— Start —

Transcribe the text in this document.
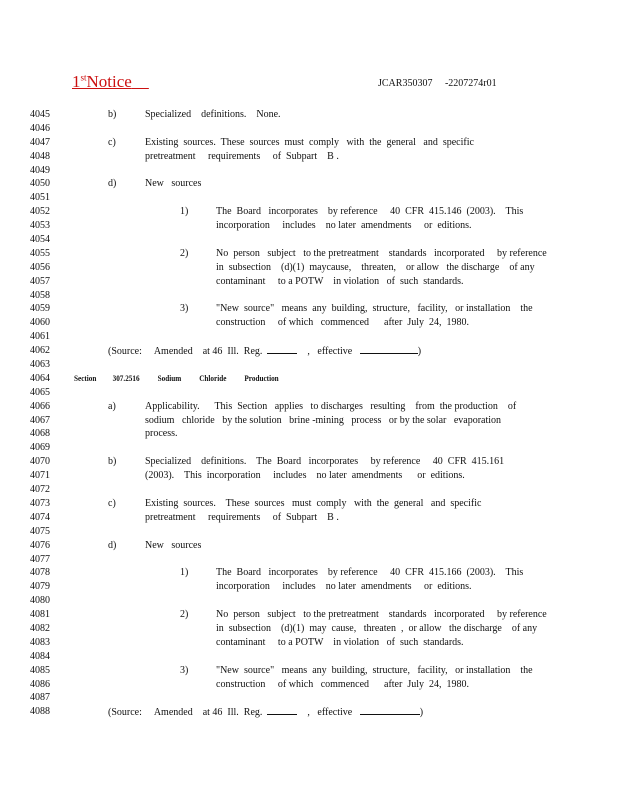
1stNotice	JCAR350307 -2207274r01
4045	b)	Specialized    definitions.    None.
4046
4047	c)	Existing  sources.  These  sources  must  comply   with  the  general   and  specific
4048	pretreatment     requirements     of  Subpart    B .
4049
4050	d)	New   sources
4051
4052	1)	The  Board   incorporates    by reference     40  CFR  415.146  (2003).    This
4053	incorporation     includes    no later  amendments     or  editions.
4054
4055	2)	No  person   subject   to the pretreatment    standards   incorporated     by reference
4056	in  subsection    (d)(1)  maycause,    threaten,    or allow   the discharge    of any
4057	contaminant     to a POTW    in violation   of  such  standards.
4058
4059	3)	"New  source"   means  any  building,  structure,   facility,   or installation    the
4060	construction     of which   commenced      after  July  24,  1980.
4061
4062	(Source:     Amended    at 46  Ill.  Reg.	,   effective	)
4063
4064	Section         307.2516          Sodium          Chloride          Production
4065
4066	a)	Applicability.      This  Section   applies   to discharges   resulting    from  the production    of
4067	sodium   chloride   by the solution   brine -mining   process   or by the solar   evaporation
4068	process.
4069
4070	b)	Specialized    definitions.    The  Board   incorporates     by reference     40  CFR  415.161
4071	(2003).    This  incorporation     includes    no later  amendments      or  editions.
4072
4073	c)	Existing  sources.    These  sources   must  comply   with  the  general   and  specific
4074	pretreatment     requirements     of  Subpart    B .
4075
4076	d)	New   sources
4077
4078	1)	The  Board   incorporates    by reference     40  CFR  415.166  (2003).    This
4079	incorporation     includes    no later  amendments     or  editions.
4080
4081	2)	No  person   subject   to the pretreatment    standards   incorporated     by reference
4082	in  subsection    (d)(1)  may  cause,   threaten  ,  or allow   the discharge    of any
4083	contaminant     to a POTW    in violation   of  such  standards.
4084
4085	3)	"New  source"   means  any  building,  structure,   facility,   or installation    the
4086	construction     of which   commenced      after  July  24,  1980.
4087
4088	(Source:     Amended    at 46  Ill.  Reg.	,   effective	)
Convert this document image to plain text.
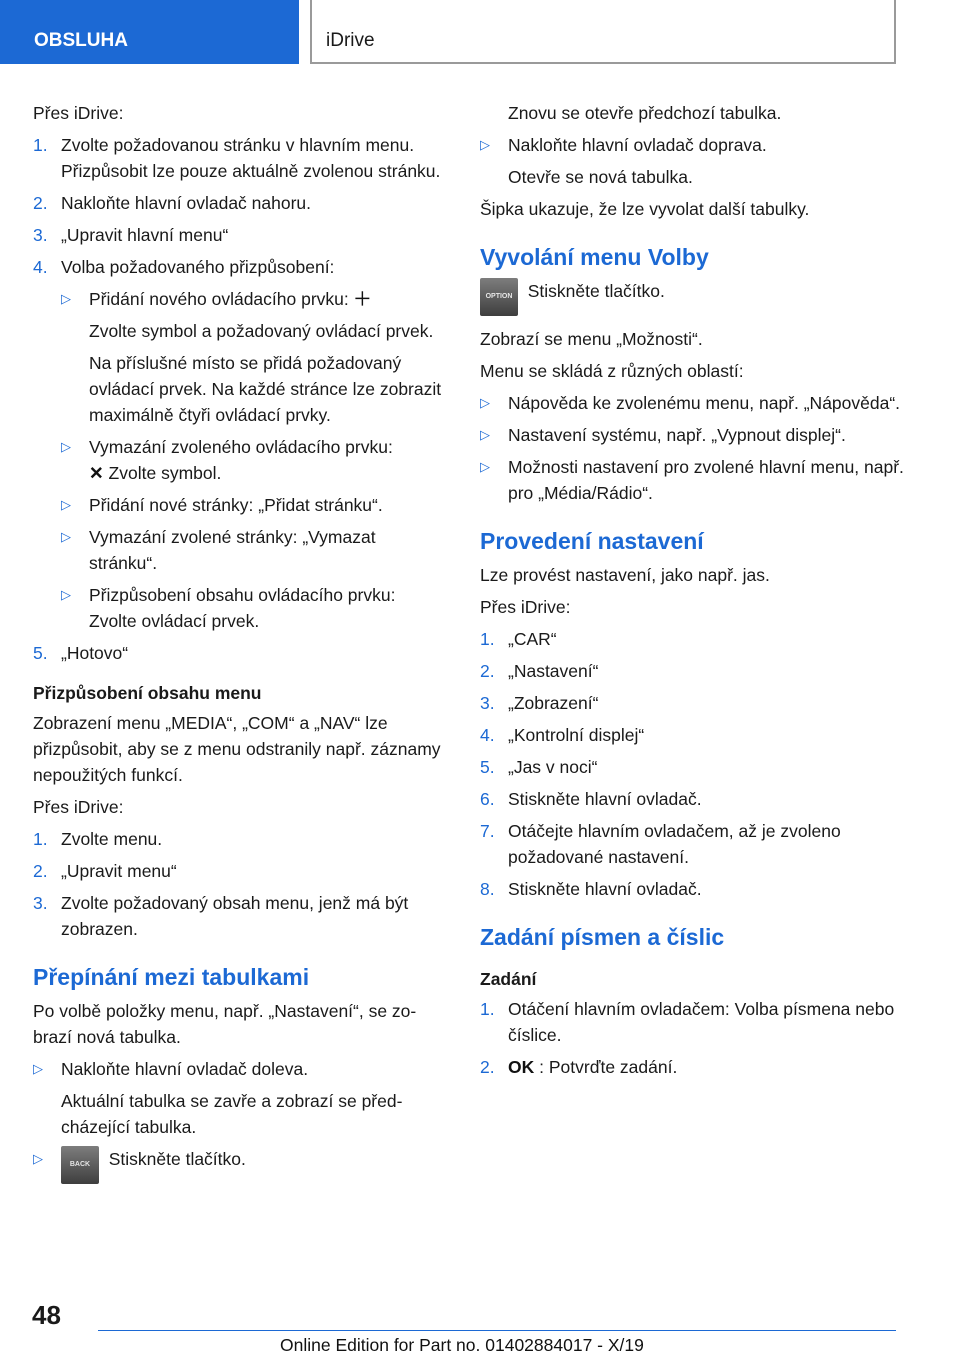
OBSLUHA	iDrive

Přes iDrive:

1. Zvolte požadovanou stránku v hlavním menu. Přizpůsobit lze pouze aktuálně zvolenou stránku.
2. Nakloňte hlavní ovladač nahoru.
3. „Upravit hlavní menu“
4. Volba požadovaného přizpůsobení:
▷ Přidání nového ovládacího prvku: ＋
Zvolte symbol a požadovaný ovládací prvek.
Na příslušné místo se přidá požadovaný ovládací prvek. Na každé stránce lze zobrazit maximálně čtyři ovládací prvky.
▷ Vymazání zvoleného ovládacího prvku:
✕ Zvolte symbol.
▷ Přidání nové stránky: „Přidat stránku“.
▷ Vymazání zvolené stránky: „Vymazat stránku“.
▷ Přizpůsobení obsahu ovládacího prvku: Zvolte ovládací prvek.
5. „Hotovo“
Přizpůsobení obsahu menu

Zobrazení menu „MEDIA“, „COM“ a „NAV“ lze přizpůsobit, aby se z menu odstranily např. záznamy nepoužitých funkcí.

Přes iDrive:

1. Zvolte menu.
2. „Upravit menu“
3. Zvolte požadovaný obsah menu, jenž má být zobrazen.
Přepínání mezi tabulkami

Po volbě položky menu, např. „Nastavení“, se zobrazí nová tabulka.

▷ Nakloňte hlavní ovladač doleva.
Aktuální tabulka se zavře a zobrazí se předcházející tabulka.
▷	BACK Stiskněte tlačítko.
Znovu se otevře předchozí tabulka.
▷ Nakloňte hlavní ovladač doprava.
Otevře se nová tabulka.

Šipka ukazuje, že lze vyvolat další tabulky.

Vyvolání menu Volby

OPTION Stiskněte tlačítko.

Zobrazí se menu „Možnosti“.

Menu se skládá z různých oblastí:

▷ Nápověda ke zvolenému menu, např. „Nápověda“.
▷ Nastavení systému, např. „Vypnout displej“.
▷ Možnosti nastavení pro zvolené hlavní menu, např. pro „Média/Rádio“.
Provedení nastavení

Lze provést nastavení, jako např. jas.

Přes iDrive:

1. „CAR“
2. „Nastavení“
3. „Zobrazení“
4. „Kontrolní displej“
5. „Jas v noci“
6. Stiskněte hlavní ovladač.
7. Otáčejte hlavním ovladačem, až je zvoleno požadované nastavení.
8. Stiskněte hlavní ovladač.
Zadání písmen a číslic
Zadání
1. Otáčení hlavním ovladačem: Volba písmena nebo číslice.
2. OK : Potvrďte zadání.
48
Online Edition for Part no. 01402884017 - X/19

— End —

Objective:
Using the records above, find and show each line with the string "which".

Exercise answer:
4060	construction     of which   commenced      after  July  24,  1980.
4086	construction     of which   commenced      after  July  24,  1980.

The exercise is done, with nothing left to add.